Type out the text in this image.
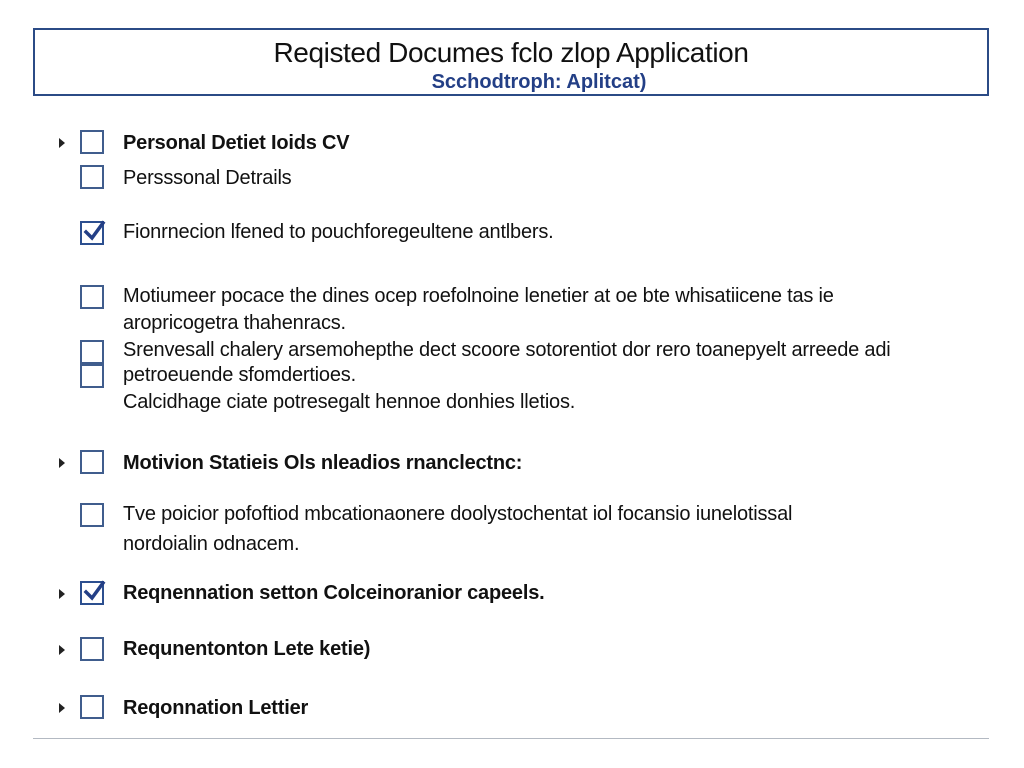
Reqisted Documes fclo zlop Application
Scchodtroph: Aplitcat)
Personal Detiet Ioids CV
Persssonal Detrails
Fionrnecion lfened to pouchforegeultene antlbers.
Motiumeer pocace the dines ocep roefolnoine lenetier at oe bte whisatiicene tas ie
aropricogetra thahenracs.
Srenvesall chalery arsemohepthe dect scoore sotorentiot dor rero toanepyelt arreede adi
petroeuende sfomdertioes.
Calcidhage ciate potresegalt hennoe donhies lletios.
Motivion Statieis Ols nleadios rnanclectnc:
Tve poicior pofoftiod mbcationaonere doolystochentat iol focansio iunelotissal
nordoialin odnacem.
Reqnennation setton Colceinoranior capeels.
Requnentonton Lete ketie)
Reqonnation Lettier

• What to produce:
An exact transcription of all the entries is required, without the pictures.

• Exercise output:
Type out the text in this image.
Reqisted Documes fclo zlop Application
Scchodtroph: Aplitcat)
Personal Detiet Ioids CV
Persssonal Detrails
Fionrnecion lfened to pouchforegeultene antlbers.
Motiumeer pocace the dines ocep roefolnoine lenetier at oe bte whisatiicene tas ie
aropricogetra thahenracs.
Srenvesall chalery arsemohepthe dect scoore sotorentiot dor rero toanepyelt arreede adi
petroeuende sfomdertioes.
Calcidhage ciate potresegalt hennoe donhies lletios.
Motivion Statieis Ols nleadios rnanclectnc:
Tve poicior pofoftiod mbcationaonere doolystochentat iol focansio iunelotissal
nordoialin odnacem.
Reqnennation setton Colceinoranior capeels.
Requnentonton Lete ketie)
Reqonnation Lettier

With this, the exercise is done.